● What is required:
Please copy the items word for word, from the line with "table-row[interactable]: 23 K056" up to and including the line with "table-row[interactable]: 31K184BlueSky Analytics".
⟨
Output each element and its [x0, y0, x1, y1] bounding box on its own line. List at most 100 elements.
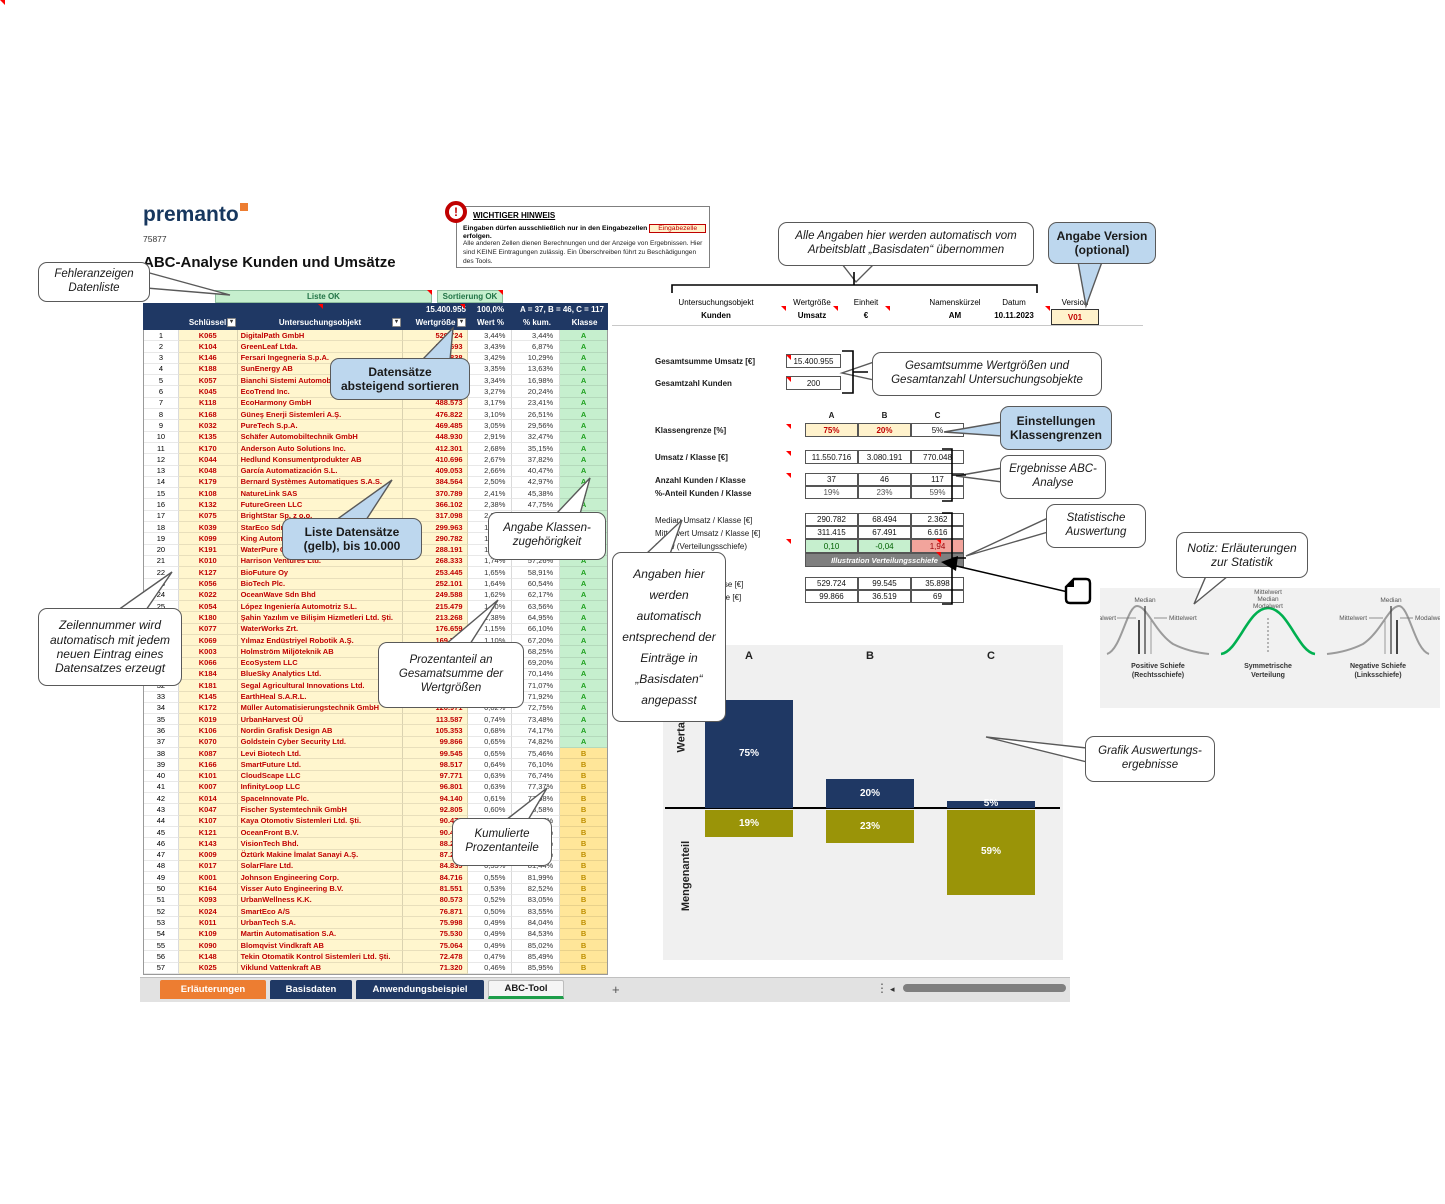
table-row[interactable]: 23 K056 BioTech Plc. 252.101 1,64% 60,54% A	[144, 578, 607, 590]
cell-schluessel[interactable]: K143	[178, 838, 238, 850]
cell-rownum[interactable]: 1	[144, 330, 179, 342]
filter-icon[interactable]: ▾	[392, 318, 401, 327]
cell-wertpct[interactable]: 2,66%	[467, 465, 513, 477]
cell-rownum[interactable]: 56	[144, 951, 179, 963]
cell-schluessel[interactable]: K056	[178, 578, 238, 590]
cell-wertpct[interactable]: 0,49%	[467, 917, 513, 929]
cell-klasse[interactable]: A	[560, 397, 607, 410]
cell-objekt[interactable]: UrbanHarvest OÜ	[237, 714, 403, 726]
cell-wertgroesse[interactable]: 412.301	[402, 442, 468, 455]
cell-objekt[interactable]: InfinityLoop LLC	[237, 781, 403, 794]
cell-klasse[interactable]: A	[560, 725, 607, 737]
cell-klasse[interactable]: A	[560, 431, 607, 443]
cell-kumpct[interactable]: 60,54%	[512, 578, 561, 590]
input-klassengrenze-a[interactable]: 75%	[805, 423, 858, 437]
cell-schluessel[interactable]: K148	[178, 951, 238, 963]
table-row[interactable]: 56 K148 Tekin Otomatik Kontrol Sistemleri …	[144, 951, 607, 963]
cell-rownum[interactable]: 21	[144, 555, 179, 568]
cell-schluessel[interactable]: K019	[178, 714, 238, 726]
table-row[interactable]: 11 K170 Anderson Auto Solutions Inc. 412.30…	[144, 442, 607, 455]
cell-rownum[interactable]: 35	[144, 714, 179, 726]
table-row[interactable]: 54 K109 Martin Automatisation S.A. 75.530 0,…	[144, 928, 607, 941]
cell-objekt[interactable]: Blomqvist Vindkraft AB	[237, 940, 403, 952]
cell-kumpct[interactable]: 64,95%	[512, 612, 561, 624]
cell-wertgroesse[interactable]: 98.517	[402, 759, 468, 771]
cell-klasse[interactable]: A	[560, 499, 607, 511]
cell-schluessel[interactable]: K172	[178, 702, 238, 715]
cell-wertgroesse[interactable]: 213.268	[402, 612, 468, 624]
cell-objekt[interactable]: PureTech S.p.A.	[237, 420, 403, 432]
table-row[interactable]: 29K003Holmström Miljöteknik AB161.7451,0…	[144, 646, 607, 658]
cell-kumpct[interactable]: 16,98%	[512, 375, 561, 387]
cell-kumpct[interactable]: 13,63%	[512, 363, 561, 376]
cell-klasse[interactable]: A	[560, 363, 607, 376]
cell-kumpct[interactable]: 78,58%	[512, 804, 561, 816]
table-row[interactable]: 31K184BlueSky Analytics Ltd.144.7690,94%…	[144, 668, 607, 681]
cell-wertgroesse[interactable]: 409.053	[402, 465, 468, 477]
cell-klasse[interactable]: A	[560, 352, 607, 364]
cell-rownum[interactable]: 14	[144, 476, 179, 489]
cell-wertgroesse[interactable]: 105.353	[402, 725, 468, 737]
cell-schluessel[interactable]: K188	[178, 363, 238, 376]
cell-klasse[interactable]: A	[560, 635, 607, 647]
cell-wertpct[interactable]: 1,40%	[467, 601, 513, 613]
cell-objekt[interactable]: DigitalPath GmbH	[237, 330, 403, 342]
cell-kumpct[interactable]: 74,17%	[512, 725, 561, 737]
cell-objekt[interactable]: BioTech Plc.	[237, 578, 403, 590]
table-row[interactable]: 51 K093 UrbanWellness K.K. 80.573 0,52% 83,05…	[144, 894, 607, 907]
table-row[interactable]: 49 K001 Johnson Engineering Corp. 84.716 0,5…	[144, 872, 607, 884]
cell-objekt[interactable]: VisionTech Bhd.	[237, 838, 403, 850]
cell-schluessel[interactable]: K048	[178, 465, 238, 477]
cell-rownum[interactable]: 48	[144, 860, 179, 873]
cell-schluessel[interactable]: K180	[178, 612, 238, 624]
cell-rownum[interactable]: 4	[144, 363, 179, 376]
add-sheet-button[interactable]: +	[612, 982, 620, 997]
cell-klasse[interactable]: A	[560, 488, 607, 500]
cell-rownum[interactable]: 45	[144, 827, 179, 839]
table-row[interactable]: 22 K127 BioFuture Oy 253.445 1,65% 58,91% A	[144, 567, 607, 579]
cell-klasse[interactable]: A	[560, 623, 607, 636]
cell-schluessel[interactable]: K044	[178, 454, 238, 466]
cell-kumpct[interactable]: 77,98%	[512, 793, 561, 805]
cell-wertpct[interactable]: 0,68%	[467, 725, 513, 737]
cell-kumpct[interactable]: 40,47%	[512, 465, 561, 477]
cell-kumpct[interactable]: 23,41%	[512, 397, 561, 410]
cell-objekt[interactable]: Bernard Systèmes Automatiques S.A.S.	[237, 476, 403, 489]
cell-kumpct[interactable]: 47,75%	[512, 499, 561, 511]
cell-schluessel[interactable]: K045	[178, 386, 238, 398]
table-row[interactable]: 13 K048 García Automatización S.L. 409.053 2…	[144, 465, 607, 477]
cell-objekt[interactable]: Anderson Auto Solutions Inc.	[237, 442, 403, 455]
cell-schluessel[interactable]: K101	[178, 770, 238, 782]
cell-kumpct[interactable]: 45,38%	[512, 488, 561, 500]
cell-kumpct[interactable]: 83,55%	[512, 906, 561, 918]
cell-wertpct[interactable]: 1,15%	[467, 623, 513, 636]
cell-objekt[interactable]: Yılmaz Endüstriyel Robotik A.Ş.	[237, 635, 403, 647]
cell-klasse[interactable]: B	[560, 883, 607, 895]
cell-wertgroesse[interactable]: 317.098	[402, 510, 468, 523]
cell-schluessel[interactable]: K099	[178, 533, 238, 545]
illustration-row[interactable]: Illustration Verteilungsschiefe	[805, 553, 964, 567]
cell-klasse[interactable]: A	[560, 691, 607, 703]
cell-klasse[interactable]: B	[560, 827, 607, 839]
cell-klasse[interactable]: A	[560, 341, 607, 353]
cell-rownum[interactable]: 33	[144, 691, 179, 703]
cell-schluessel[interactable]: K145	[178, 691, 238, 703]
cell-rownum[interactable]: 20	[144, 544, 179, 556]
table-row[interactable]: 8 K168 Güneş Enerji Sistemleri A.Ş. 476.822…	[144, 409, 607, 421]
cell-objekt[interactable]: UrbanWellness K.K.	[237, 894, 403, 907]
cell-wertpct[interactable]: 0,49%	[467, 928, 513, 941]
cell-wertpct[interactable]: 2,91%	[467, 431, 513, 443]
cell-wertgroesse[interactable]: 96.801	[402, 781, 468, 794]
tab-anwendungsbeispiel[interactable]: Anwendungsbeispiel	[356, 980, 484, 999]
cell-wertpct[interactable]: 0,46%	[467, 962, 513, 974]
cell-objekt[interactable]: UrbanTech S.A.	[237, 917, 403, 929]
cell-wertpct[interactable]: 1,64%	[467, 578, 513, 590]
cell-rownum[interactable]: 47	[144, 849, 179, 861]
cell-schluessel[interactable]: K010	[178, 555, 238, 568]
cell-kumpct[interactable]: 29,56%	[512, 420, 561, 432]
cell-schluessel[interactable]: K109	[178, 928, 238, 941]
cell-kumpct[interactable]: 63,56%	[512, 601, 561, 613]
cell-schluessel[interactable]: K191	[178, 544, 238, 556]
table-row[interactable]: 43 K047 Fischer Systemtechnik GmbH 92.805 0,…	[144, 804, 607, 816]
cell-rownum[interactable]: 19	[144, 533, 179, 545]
⟩
⟨
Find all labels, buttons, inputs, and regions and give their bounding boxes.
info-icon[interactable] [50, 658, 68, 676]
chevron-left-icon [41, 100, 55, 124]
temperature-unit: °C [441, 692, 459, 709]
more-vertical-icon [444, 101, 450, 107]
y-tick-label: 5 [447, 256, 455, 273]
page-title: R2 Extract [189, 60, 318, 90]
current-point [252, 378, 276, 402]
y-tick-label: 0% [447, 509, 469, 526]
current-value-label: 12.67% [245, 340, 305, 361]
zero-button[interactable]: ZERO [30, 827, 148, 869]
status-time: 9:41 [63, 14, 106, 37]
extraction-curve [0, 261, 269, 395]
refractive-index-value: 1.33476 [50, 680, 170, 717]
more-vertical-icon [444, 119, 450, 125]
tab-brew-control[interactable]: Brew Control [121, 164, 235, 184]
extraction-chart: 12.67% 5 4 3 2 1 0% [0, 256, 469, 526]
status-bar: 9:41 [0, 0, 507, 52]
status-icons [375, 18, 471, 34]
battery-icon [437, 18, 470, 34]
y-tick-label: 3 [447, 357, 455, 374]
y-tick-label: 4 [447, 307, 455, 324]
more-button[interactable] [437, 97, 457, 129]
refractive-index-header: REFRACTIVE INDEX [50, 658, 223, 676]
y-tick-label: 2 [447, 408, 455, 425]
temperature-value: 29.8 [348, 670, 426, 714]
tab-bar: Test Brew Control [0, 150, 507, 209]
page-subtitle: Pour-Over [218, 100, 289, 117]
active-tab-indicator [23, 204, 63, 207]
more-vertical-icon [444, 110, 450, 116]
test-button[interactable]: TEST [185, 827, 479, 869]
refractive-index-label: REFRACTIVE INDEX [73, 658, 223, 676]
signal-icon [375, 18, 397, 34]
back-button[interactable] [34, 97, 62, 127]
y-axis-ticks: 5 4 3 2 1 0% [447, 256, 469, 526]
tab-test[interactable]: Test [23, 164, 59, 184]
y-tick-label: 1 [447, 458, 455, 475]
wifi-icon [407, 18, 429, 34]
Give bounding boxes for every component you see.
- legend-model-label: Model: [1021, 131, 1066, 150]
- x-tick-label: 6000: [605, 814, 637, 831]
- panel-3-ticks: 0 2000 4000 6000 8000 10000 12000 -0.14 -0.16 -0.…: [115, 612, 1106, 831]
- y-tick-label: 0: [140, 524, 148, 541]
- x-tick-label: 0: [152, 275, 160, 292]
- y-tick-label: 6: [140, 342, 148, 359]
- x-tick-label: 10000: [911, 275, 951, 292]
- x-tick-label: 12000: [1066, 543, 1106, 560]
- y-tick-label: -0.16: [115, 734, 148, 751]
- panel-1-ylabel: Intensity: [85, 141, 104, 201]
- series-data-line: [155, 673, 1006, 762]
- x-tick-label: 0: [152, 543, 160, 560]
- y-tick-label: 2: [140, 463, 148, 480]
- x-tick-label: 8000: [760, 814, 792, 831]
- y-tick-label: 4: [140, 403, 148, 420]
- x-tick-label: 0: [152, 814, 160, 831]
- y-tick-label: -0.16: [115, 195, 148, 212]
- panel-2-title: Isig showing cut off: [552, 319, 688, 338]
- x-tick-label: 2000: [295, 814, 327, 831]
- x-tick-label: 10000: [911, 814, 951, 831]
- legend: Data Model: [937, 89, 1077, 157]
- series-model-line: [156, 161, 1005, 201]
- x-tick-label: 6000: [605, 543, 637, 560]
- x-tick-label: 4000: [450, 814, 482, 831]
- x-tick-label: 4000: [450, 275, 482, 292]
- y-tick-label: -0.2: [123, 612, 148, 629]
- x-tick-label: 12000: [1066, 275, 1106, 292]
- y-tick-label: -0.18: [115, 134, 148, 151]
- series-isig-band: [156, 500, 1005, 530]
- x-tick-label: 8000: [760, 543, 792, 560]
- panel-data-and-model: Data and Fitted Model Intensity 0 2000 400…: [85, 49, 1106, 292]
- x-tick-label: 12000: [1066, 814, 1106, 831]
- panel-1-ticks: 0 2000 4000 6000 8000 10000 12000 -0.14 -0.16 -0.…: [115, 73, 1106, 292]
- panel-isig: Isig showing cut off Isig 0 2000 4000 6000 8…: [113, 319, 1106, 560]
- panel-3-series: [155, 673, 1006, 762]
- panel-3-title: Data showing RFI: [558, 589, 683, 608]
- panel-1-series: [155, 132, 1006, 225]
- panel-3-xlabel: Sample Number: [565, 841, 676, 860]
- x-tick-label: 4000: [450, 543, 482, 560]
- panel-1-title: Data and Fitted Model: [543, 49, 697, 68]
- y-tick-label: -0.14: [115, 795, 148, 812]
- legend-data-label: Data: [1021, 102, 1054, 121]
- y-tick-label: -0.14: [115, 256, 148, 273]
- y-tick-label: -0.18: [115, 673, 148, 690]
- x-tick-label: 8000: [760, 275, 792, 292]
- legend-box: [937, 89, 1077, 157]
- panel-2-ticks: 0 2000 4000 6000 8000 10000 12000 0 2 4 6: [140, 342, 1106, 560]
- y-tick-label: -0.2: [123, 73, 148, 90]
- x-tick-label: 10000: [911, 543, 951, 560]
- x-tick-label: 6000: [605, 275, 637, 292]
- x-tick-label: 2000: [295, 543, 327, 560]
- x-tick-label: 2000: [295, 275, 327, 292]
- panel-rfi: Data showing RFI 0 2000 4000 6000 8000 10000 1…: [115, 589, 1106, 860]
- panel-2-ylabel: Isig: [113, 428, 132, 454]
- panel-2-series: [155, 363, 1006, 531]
⟩
⟨
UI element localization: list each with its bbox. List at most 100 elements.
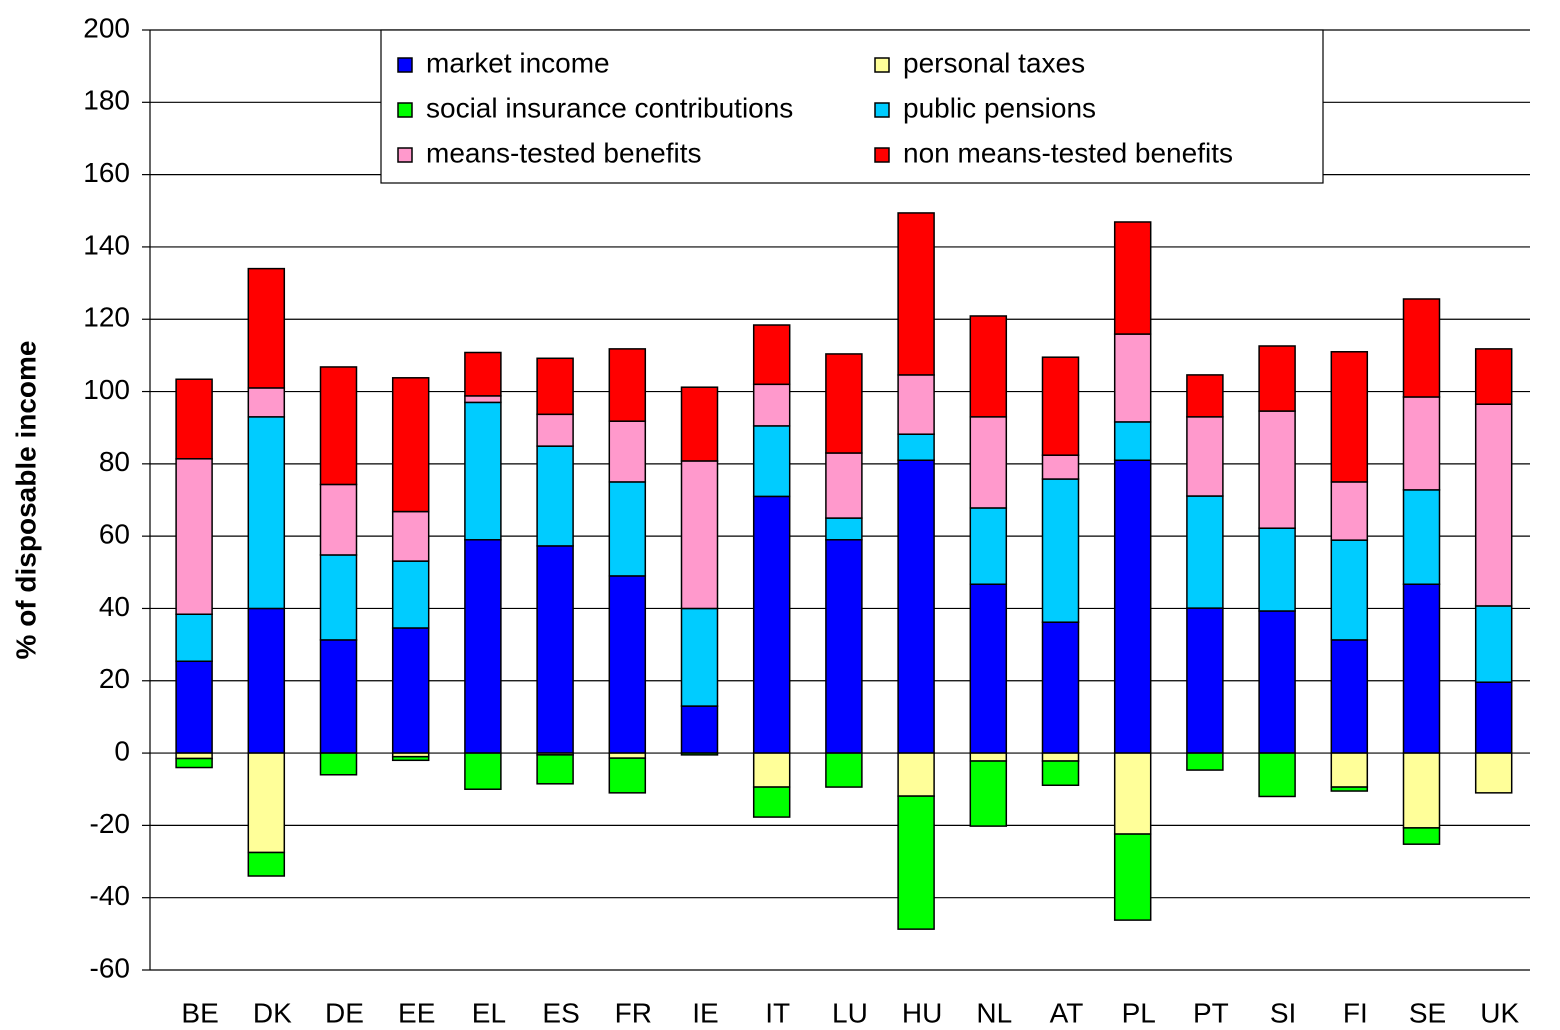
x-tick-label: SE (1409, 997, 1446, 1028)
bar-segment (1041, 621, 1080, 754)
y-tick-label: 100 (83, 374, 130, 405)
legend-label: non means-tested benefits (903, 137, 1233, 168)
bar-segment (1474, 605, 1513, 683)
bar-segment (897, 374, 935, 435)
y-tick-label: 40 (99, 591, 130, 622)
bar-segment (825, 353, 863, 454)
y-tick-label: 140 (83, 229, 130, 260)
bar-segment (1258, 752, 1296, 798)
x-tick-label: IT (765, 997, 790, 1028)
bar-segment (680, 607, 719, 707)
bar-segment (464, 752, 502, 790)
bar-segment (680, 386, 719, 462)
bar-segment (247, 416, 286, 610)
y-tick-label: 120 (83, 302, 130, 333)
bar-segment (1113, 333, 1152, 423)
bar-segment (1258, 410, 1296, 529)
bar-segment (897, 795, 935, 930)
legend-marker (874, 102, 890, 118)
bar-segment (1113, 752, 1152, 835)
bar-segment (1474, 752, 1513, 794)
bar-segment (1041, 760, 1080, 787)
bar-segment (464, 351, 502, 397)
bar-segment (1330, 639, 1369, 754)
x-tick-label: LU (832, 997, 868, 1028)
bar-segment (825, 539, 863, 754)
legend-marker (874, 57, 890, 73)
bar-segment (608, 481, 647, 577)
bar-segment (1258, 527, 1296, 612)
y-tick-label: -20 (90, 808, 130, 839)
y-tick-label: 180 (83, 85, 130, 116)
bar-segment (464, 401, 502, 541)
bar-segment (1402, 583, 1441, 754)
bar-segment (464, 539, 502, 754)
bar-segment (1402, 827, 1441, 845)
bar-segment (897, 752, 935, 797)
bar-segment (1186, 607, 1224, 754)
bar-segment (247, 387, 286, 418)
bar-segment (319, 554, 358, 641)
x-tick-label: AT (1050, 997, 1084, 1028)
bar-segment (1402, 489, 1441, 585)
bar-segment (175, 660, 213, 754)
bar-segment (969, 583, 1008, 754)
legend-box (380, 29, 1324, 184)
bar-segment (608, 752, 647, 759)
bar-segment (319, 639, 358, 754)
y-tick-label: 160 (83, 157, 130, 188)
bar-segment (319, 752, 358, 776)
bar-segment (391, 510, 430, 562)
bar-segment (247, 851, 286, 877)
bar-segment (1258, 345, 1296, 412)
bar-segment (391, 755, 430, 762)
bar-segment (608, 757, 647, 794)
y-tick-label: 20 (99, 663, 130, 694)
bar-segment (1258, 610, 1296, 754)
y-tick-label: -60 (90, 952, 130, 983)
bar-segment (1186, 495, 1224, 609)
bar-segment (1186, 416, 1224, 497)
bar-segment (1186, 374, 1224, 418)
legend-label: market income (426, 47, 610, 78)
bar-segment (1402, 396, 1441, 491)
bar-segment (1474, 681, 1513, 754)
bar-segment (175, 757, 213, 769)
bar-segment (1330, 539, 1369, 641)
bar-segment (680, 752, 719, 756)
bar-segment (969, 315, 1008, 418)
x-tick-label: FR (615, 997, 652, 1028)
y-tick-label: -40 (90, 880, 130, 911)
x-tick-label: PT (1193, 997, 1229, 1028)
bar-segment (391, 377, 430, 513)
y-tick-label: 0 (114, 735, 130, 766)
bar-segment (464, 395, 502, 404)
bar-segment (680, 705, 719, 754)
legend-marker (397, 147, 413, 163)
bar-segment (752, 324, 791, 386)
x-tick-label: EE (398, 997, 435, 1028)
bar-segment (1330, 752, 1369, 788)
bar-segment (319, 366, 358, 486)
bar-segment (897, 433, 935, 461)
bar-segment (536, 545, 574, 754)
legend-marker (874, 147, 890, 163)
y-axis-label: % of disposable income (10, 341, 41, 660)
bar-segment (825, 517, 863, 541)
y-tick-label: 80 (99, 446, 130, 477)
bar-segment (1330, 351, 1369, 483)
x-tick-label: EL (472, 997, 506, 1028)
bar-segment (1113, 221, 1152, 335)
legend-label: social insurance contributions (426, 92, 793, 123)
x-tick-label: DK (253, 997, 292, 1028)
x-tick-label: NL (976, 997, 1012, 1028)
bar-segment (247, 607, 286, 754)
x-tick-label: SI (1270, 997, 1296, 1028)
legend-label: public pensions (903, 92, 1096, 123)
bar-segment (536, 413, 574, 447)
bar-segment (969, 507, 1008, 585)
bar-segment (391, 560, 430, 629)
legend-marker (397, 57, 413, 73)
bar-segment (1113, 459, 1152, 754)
⟩
● Exercise result:
table-row[interactable]: 23 K056 BioTech Plc. 252.101 1,64% 60,54% A	[144, 578, 607, 590]
cell-schluessel[interactable]: K143	[178, 838, 238, 850]
cell-rownum[interactable]: 1	[144, 330, 179, 342]
filter-icon[interactable]: ▾	[392, 318, 401, 327]
cell-wertpct[interactable]: 2,66%	[467, 465, 513, 477]
cell-rownum[interactable]: 56	[144, 951, 179, 963]
cell-schluessel[interactable]: K056	[178, 578, 238, 590]
cell-wertpct[interactable]: 0,49%	[467, 917, 513, 929]
cell-klasse[interactable]: A	[560, 397, 607, 410]
cell-objekt[interactable]: UrbanHarvest OÜ	[237, 714, 403, 726]
cell-wertgroesse[interactable]: 412.301	[402, 442, 468, 455]
cell-objekt[interactable]: InfinityLoop LLC	[237, 781, 403, 794]
cell-klasse[interactable]: A	[560, 725, 607, 737]
cell-klasse[interactable]: A	[560, 431, 607, 443]
cell-kumpct[interactable]: 60,54%	[512, 578, 561, 590]
input-klassengrenze-a[interactable]: 75%	[805, 423, 858, 437]
cell-schluessel[interactable]: K148	[178, 951, 238, 963]
table-row[interactable]: 56 K148 Tekin Otomatik Kontrol Sistemleri …	[144, 951, 607, 963]
cell-rownum[interactable]: 21	[144, 555, 179, 568]
cell-schluessel[interactable]: K019	[178, 714, 238, 726]
table-row[interactable]: 11 K170 Anderson Auto Solutions Inc. 412.30…	[144, 442, 607, 455]
cell-rownum[interactable]: 35	[144, 714, 179, 726]
table-row[interactable]: 54 K109 Martin Automatisation S.A. 75.530 0,…	[144, 928, 607, 941]
cell-objekt[interactable]: Blomqvist Vindkraft AB	[237, 940, 403, 952]
cell-kumpct[interactable]: 64,95%	[512, 612, 561, 624]
cell-wertgroesse[interactable]: 98.517	[402, 759, 468, 771]
cell-klasse[interactable]: A	[560, 499, 607, 511]
cell-schluessel[interactable]: K172	[178, 702, 238, 715]
cell-wertgroesse[interactable]: 213.268	[402, 612, 468, 624]
cell-objekt[interactable]: PureTech S.p.A.	[237, 420, 403, 432]
table-row[interactable]: 29K003Holmström Miljöteknik AB161.7451,0…	[144, 646, 607, 658]
cell-kumpct[interactable]: 16,98%	[512, 375, 561, 387]
cell-kumpct[interactable]: 13,63%	[512, 363, 561, 376]
cell-klasse[interactable]: A	[560, 363, 607, 376]
cell-kumpct[interactable]: 78,58%	[512, 804, 561, 816]
table-row[interactable]: 31K184BlueSky Analytics Ltd.144.7690,94%…	[144, 668, 607, 681]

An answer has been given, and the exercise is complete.